[Stored data]
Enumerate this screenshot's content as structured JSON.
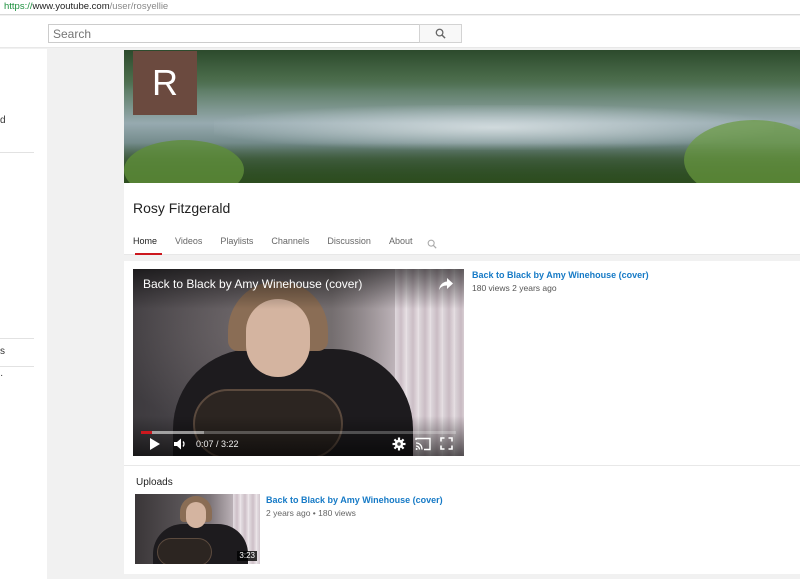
{
  "browser": {
    "url_protocol": "https://",
    "url_host": "www.youtube.com",
    "url_path": "/user/rosyellie"
  },
  "masthead": {
    "search_placeholder": "Search",
    "search_icon": "search-icon"
  },
  "guide": {
    "fragments": [
      "d",
      "s",
      "·"
    ]
  },
  "channel": {
    "avatar_letter": "R",
    "name": "Rosy Fitzgerald",
    "tabs": [
      {
        "label": "Home",
        "active": true
      },
      {
        "label": "Videos",
        "active": false
      },
      {
        "label": "Playlists",
        "active": false
      },
      {
        "label": "Channels",
        "active": false
      },
      {
        "label": "Discussion",
        "active": false
      },
      {
        "label": "About",
        "active": false
      }
    ],
    "tab_search_icon": "search-icon"
  },
  "featured": {
    "player_title": "Back to Black by Amy Winehouse (cover)",
    "current_time": "0:07",
    "duration": "3:22",
    "time_display": "0:07 / 3:22",
    "progress_fraction": 0.035,
    "loaded_fraction": 0.2,
    "title": "Back to Black by Amy Winehouse (cover)",
    "meta": "180 views  2 years ago"
  },
  "uploads": {
    "heading": "Uploads",
    "items": [
      {
        "title": "Back to Black by Amy Winehouse (cover)",
        "meta": "2 years ago • 180 views",
        "duration": "3:23"
      }
    ]
  },
  "colors": {
    "accent_red": "#cc181e",
    "link_blue": "#167ac6",
    "avatar_bg": "#6b4a3f"
  }
}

__Given exercise__: Will you restate every entry word for word and omit the images?

__Answer__:
Enumerate this screenshot's content as structured JSON.
{
  "browser": {
    "url_protocol": "https://",
    "url_host": "www.youtube.com",
    "url_path": "/user/rosyellie"
  },
  "masthead": {
    "search_placeholder": "Search",
    "search_icon": "search-icon"
  },
  "guide": {
    "fragments": [
      "d",
      "s",
      "·"
    ]
  },
  "channel": {
    "avatar_letter": "R",
    "name": "Rosy Fitzgerald",
    "tabs": [
      {
        "label": "Home",
        "active": true
      },
      {
        "label": "Videos",
        "active": false
      },
      {
        "label": "Playlists",
        "active": false
      },
      {
        "label": "Channels",
        "active": false
      },
      {
        "label": "Discussion",
        "active": false
      },
      {
        "label": "About",
        "active": false
      }
    ],
    "tab_search_icon": "search-icon"
  },
  "featured": {
    "player_title": "Back to Black by Amy Winehouse (cover)",
    "current_time": "0:07",
    "duration": "3:22",
    "time_display": "0:07 / 3:22",
    "progress_fraction": 0.035,
    "loaded_fraction": 0.2,
    "title": "Back to Black by Amy Winehouse (cover)",
    "meta": "180 views  2 years ago"
  },
  "uploads": {
    "heading": "Uploads",
    "items": [
      {
        "title": "Back to Black by Amy Winehouse (cover)",
        "meta": "2 years ago • 180 views",
        "duration": "3:23"
      }
    ]
  },
  "colors": {
    "accent_red": "#cc181e",
    "link_blue": "#167ac6",
    "avatar_bg": "#6b4a3f"
  }
}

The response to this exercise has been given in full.